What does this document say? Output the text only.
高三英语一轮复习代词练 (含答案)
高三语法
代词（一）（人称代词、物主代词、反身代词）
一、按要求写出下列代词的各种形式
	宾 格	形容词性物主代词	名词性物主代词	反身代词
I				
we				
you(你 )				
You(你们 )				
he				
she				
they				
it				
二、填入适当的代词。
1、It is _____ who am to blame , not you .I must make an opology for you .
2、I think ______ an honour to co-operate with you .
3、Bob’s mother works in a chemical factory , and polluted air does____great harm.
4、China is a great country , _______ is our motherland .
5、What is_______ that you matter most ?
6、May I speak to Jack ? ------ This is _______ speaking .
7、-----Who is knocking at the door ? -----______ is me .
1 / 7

Objective |
Copy down the whole of the data above, matching it exactly.

Result for this task |
What does this document say? Output the text only.
高三英语一轮复习代词练 (含答案)
高三语法
代词（一）（人称代词、物主代词、反身代词）
一、按要求写出下列代词的各种形式
	宾 格	形容词性物主代词	名词性物主代词	反身代词
I				
we				
you(你 )				
You(你们 )				
he				
she				
they				
it				
二、填入适当的代词。
1、It is _____ who am to blame , not you .I must make an opology for you .
2、I think ______ an honour to co-operate with you .
3、Bob’s mother works in a chemical factory , and polluted air does____great harm.
4、China is a great country , _______ is our motherland .
5、What is_______ that you matter most ?
6、May I speak to Jack ? ------ This is _______ speaking .
7、-----Who is knocking at the door ? -----______ is me .
1 / 7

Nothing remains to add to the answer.